>> BEGIN Information provided

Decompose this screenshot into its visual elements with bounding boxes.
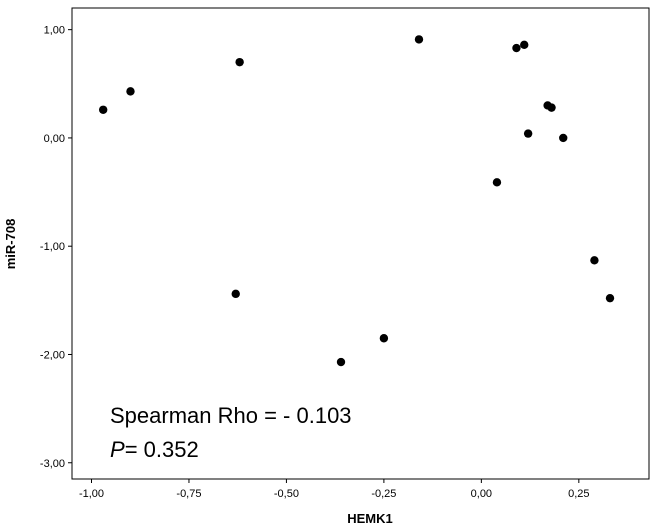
data-points — [98, 35, 615, 367]
x-tick-label: -0,25 — [371, 488, 396, 500]
data-point — [520, 40, 529, 50]
data-point — [523, 129, 533, 138]
data-point — [492, 178, 502, 187]
annotation-p-number: = 0.352 — [125, 437, 199, 462]
data-point — [235, 57, 244, 67]
data-point — [512, 43, 521, 53]
y-tick-label: -2,00 — [40, 349, 65, 361]
annotation-p-value: P= 0.352 — [110, 437, 199, 462]
x-tick-label: -1,00 — [79, 488, 104, 500]
x-tick-label: -0,50 — [274, 488, 299, 500]
data-point — [336, 357, 346, 367]
data-point — [547, 103, 556, 112]
data-point — [379, 334, 389, 343]
x-tick-label: 0,00 — [471, 488, 492, 500]
y-tick-label: 1,00 — [44, 25, 65, 37]
y-tick-label: -3,00 — [40, 458, 65, 470]
data-point — [559, 133, 568, 143]
data-point — [126, 87, 135, 96]
y-axis: 1,00 0,00 -1,00 -2,00 -3,00 — [40, 25, 72, 470]
x-axis-title: HEMK1 — [347, 511, 393, 526]
x-axis: -1,00 -0,75 -0,50 -0,25 0,00 0,25 — [79, 479, 590, 500]
y-tick-label: -1,00 — [40, 241, 65, 253]
x-tick-label: 0,25 — [568, 488, 589, 500]
y-axis-title: miR-708 — [3, 219, 18, 270]
annotation-rho: Spearman Rho = - 0.103 — [110, 403, 352, 428]
data-point — [590, 256, 599, 265]
y-tick-label: 0,00 — [44, 133, 65, 145]
data-point — [414, 35, 424, 44]
plot-area — [71, 7, 650, 480]
x-tick-label: -0,75 — [176, 488, 201, 500]
data-point — [231, 289, 240, 299]
annotation-p-label: P — [110, 437, 125, 462]
data-point — [98, 105, 108, 114]
data-point — [605, 293, 615, 303]
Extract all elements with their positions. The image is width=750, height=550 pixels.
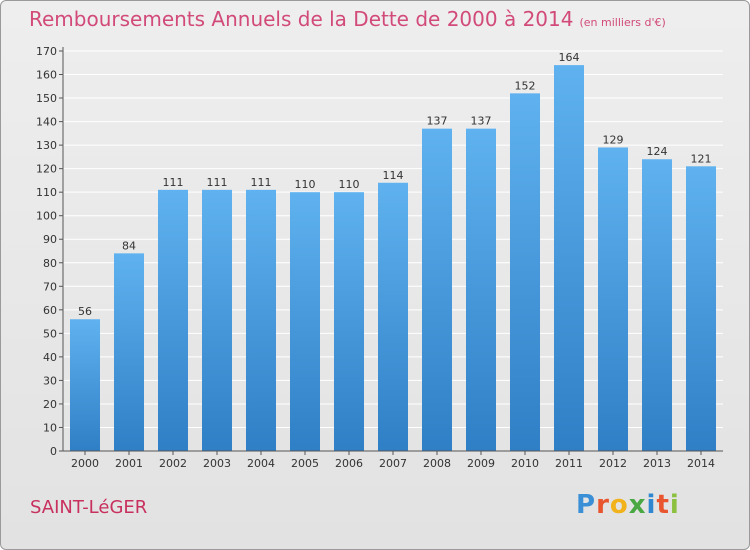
y-tick-label: 50 [43, 327, 57, 340]
y-tick-label: 40 [43, 351, 57, 364]
bar-2003 [202, 189, 232, 451]
logo-letter: t [656, 490, 670, 520]
x-tick-label-2007: 2007 [379, 457, 407, 470]
value-label-2012: 129 [603, 133, 624, 146]
y-tick-label: 160 [36, 69, 57, 82]
y-tick-label: 0 [50, 445, 57, 458]
bar-2013 [642, 159, 672, 451]
value-label-2000: 56 [78, 305, 92, 318]
x-tick-label-2003: 2003 [203, 457, 231, 470]
value-label-2008: 137 [427, 115, 448, 128]
x-tick-label-2005: 2005 [291, 457, 319, 470]
value-label-2014: 121 [691, 152, 712, 165]
x-tick-label-2002: 2002 [159, 457, 187, 470]
x-tick-label-2014: 2014 [687, 457, 715, 470]
value-label-2002: 111 [163, 176, 184, 189]
place-name: SAINT-LéGER [30, 497, 148, 518]
y-tick-label: 140 [36, 116, 57, 129]
proxiti-logo: Proxiti [576, 490, 680, 520]
x-tick-label-2010: 2010 [511, 457, 539, 470]
bar-2012 [598, 147, 628, 451]
value-label-2013: 124 [647, 145, 668, 158]
y-tick-label: 90 [43, 233, 57, 246]
y-tick-label: 70 [43, 280, 57, 293]
y-tick-label: 110 [36, 186, 57, 199]
chart-title: Remboursements Annuels de la Dette de 20… [29, 7, 666, 31]
x-tick-label-2012: 2012 [599, 457, 627, 470]
y-tick-label: 120 [36, 163, 57, 176]
value-label-2004: 111 [251, 176, 272, 189]
logo-letter: i [669, 490, 680, 520]
x-tick-label-2013: 2013 [643, 457, 671, 470]
x-tick-label-2009: 2009 [467, 457, 495, 470]
bar-2000 [70, 319, 100, 451]
value-label-2011: 164 [559, 51, 580, 64]
x-tick-label-2004: 2004 [247, 457, 275, 470]
bar-2006 [334, 192, 364, 452]
y-tick-label: 80 [43, 257, 57, 270]
x-tick-label-2001: 2001 [115, 457, 143, 470]
bar-2001 [114, 253, 144, 451]
x-tick-label-2000: 2000 [71, 457, 99, 470]
bar-2011 [554, 65, 584, 451]
value-label-2005: 110 [295, 178, 316, 191]
y-tick-label: 100 [36, 210, 57, 223]
y-tick-label: 130 [36, 139, 57, 152]
bar-2005 [290, 192, 320, 452]
value-label-2006: 110 [339, 178, 360, 191]
x-tick-label-2006: 2006 [335, 457, 363, 470]
logo-letter: i [646, 490, 657, 520]
y-tick-label: 20 [43, 398, 57, 411]
logo-letter: r [596, 490, 610, 520]
x-tick-label-2011: 2011 [555, 457, 583, 470]
bar-2004 [246, 189, 276, 451]
logo-letter: o [609, 490, 629, 520]
chart-title-text: Remboursements Annuels de la Dette de 20… [29, 7, 574, 31]
value-label-2001: 84 [122, 239, 136, 252]
x-tick-label-2008: 2008 [423, 457, 451, 470]
y-tick-label: 170 [36, 45, 57, 58]
y-tick-label: 30 [43, 374, 57, 387]
bar-2007 [378, 182, 408, 451]
bar-2009 [466, 128, 496, 451]
chart-unit: (en milliers d'€) [579, 16, 666, 29]
y-tick-label: 150 [36, 92, 57, 105]
bar-2002 [158, 189, 188, 451]
bar-2010 [510, 93, 540, 452]
value-label-2007: 114 [383, 169, 404, 182]
logo-letter: x [628, 490, 647, 520]
bar-2014 [686, 166, 716, 451]
y-tick-label: 10 [43, 421, 57, 434]
value-label-2009: 137 [471, 115, 492, 128]
y-tick-label: 60 [43, 304, 57, 317]
logo-letter: P [576, 490, 597, 520]
value-label-2003: 111 [207, 176, 228, 189]
value-label-2010: 152 [515, 79, 536, 92]
bar-2008 [422, 128, 452, 451]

>> END Information provided

▶ [Problem to work on]
Format every line of the records above as one numbered list, skipping any blank lines. Leave the pictures out of the answer.

▶ [Written answer]
1. Decompose this screenshot into its visual elements with bounding boxes.
2. data-points — [98, 35, 615, 367]
3. x-tick-label: -0,25 — [371, 488, 396, 500]
4. data-point — [520, 40, 529, 50]
5. data-point — [523, 129, 533, 138]
6. data-point — [492, 178, 502, 187]
7. annotation-p-number: = 0.352 — [125, 437, 199, 462]
8. data-point — [235, 57, 244, 67]
9. data-point — [512, 43, 521, 53]
10. y-tick-label: -2,00 — [40, 349, 65, 361]
11. annotation-p-value: P= 0.352 — [110, 437, 199, 462]
12. x-tick-label: -1,00 — [79, 488, 104, 500]
13. x-tick-label: -0,50 — [274, 488, 299, 500]
14. data-point — [336, 357, 346, 367]
15. data-point — [547, 103, 556, 112]
16. data-point — [379, 334, 389, 343]
17. x-tick-label: 0,00 — [471, 488, 492, 500]
18. y-tick-label: 1,00 — [44, 25, 65, 37]
19. y-tick-label: -3,00 — [40, 458, 65, 470]
20. data-point — [559, 133, 568, 143]
21. data-point — [126, 87, 135, 96]
22. y-axis: 1,00 0,00 -1,00 -2,00 -3,00 — [40, 25, 72, 470]
23. x-axis-title: HEMK1 — [347, 511, 393, 526]
24. x-axis: -1,00 -0,75 -0,50 -0,25 0,00 0,25 — [79, 479, 590, 500]
25. y-tick-label: -1,00 — [40, 241, 65, 253]
26. x-tick-label: 0,25 — [568, 488, 589, 500]
27. y-axis-title: miR-708 — [3, 219, 18, 270]
28. annotation-rho: Spearman Rho = - 0.103 — [110, 403, 352, 428]
29. data-point — [590, 256, 599, 265]
30. y-tick-label: 0,00 — [44, 133, 65, 145]
31. data-point — [414, 35, 424, 44]
32. plot-area — [71, 7, 650, 480]
33. x-tick-label: -0,75 — [176, 488, 201, 500]
34. data-point — [231, 289, 240, 299]
35. annotation-p-label: P — [110, 437, 125, 462]
36. data-point — [98, 105, 108, 114]
37. data-point — [605, 293, 615, 303]
38. Extract all elements with their positions. The image is width=750, height=550 pixels.
39. y-tick-label: 50 [43, 327, 57, 340]
40. y-tick-label: 40 [43, 351, 57, 364]
41. bar-2003 [202, 189, 232, 451]
42. logo-letter: t [656, 490, 670, 520]
43. x-tick-label-2007: 2007 [379, 457, 407, 470]
44. value-label-2012: 129 [603, 133, 624, 146]
45. y-tick-label: 160 [36, 69, 57, 82]
46. y-tick-label: 0 [50, 445, 57, 458]
47. bar-2013 [642, 159, 672, 451]
48. value-label-2000: 56 [78, 305, 92, 318]
49. x-tick-label-2003: 2003 [203, 457, 231, 470]
50. value-label-2008: 137 [427, 115, 448, 128]
51. x-tick-label-2005: 2005 [291, 457, 319, 470]
52. value-label-2014: 121 [691, 152, 712, 165]
53. x-tick-label-2002: 2002 [159, 457, 187, 470]
54. x-tick-label-2014: 2014 [687, 457, 715, 470]
55. value-label-2002: 111 [163, 176, 184, 189]
56. place-name: SAINT-LéGER [30, 497, 148, 518]
57. y-tick-label: 140 [36, 116, 57, 129]
58. proxiti-logo: Proxiti [576, 490, 680, 520]
59. x-tick-label-2010: 2010 [511, 457, 539, 470]
60. bar-2012 [598, 147, 628, 451]
61. value-label-2013: 124 [647, 145, 668, 158]
62. y-tick-label: 90 [43, 233, 57, 246]
63. y-tick-label: 70 [43, 280, 57, 293]
64. y-tick-label: 110 [36, 186, 57, 199]
65. chart-title: Remboursements Annuels de la Dette de 20… [29, 7, 666, 31]
66. x-tick-label-2012: 2012 [599, 457, 627, 470]
67. y-tick-label: 120 [36, 163, 57, 176]
68. value-label-2004: 111 [251, 176, 272, 189]
69. logo-letter: i [669, 490, 680, 520]
70. x-tick-label-2013: 2013 [643, 457, 671, 470]
71. x-tick-label-2009: 2009 [467, 457, 495, 470]
72. bar-2000 [70, 319, 100, 451]
73. value-label-2011: 164 [559, 51, 580, 64]
74. x-tick-label-2004: 2004 [247, 457, 275, 470]
75. bar-2006 [334, 192, 364, 452]
76. y-tick-label: 80 [43, 257, 57, 270]
77. x-tick-label-2001: 2001 [115, 457, 143, 470]
78. bar-2001 [114, 253, 144, 451]
79. x-tick-label-2000: 2000 [71, 457, 99, 470]
80. bar-2011 [554, 65, 584, 451]
81. value-label-2005: 110 [295, 178, 316, 191]
82. y-tick-label: 100 [36, 210, 57, 223]
83. y-tick-label: 130 [36, 139, 57, 152]
84. bar-2005 [290, 192, 320, 452]
85. value-label-2006: 110 [339, 178, 360, 191]
86. x-tick-label-2006: 2006 [335, 457, 363, 470]
87. logo-letter: i [646, 490, 657, 520]
88. y-tick-label: 20 [43, 398, 57, 411]
89. logo-letter: r [596, 490, 610, 520]
90. x-tick-label-2011: 2011 [555, 457, 583, 470]
91. bar-2004 [246, 189, 276, 451]
92. logo-letter: o [609, 490, 629, 520]
93. chart-title-text: Remboursements Annuels de la Dette de 20… [29, 7, 574, 31]
94. value-label-2001: 84 [122, 239, 136, 252]
95. x-tick-label-2008: 2008 [423, 457, 451, 470]
96. y-tick-label: 170 [36, 45, 57, 58]
97. y-tick-label: 30 [43, 374, 57, 387]
98. bar-2007 [378, 182, 408, 451]
99. bar-2009 [466, 128, 496, 451]
100. chart-unit: (en milliers d'€) [579, 16, 666, 29]
101. y-tick-label: 150 [36, 92, 57, 105]
102. bar-2002 [158, 189, 188, 451]
103. bar-2010 [510, 93, 540, 452]
104. value-label-2007: 114 [383, 169, 404, 182]
105. logo-letter: x [628, 490, 647, 520]
106. bar-2014 [686, 166, 716, 451]
107. y-tick-label: 10 [43, 421, 57, 434]
108. value-label-2009: 137 [471, 115, 492, 128]
109. y-tick-label: 60 [43, 304, 57, 317]
110. logo-letter: P [576, 490, 597, 520]
111. value-label-2003: 111 [207, 176, 228, 189]
112. value-label-2010: 152 [515, 79, 536, 92]
113. bar-2008 [422, 128, 452, 451]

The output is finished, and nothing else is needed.